• _Stated problem_: From the listing below, copy every line with the word "JSON".

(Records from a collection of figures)
------------------------------------------------
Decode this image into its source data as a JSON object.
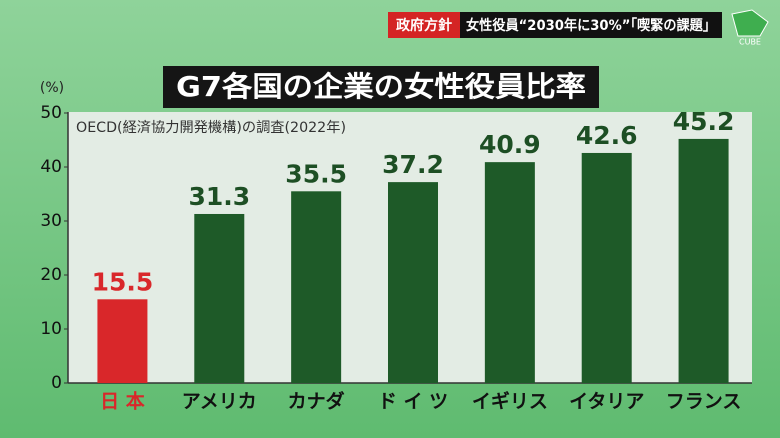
{
  "header": {
    "tag": "政府方針",
    "headline": "女性役員“2030年に30%”「喫緊の課題」",
    "logo": "CUBE"
  },
  "chart_data": {
    "type": "bar",
    "title": "G7各国の企業の女性役員比率",
    "y_label": "(%)",
    "note": "OECD(経済協力開発機構)の調査(2022年)",
    "categories": [
      "日 本",
      "アメリカ",
      "カナダ",
      "ド イ ツ",
      "イギリス",
      "イタリア",
      "フランス"
    ],
    "values": [
      15.5,
      31.3,
      35.5,
      37.2,
      40.9,
      42.6,
      45.2
    ],
    "colors": [
      "#d9272a",
      "#1e5a28",
      "#1e5a28",
      "#1e5a28",
      "#1e5a28",
      "#1e5a28",
      "#1e5a28"
    ],
    "ylim": [
      0,
      50
    ],
    "yticks": [
      0,
      10,
      20,
      30,
      40,
      50
    ],
    "grid": false
  }
}
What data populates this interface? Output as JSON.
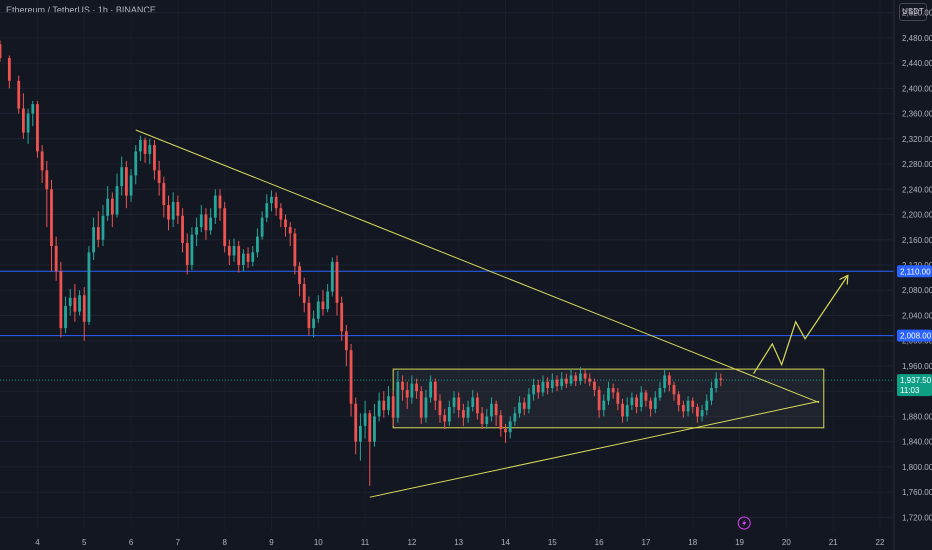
------------------------------------------------
• _Answer to the exercise_:
Decode this image into its source data as a JSON object.
What data populates this interface? Output as JSON.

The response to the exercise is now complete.